[STATED TASK] Show all lines of the listing that hold the word "Ulice".

[INPUT DATA]
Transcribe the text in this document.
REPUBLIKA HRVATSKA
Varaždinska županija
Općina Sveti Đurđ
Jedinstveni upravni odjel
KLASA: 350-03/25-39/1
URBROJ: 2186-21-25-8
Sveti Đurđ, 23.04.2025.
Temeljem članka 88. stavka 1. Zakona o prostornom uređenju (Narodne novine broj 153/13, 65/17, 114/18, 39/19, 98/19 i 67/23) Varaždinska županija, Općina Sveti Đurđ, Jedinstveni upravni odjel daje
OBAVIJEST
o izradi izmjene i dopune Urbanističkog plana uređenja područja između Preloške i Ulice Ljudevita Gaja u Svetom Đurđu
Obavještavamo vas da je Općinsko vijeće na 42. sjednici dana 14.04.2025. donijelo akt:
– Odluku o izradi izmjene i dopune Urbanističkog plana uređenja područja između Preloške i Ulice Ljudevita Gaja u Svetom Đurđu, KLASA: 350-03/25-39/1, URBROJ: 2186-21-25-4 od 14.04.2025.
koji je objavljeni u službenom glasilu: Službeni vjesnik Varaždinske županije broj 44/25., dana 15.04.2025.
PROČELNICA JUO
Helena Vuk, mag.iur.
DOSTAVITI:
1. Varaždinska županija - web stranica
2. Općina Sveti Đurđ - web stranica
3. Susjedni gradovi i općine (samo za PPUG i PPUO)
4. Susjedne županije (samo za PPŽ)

[REPLY]
o izradi izmjene i dopune Urbanističkog plana uređenja područja između Preloške i Ulice Ljudevita Gaja u Svetom Đurđu
– Odluku o izradi izmjene i dopune Urbanističkog plana uređenja područja između Preloške i Ulice Ljudevita Gaja u Svetom Đurđu, KLASA: 350-03/25-39/1, URBROJ: 2186-21-25-4 od 14.04.2025.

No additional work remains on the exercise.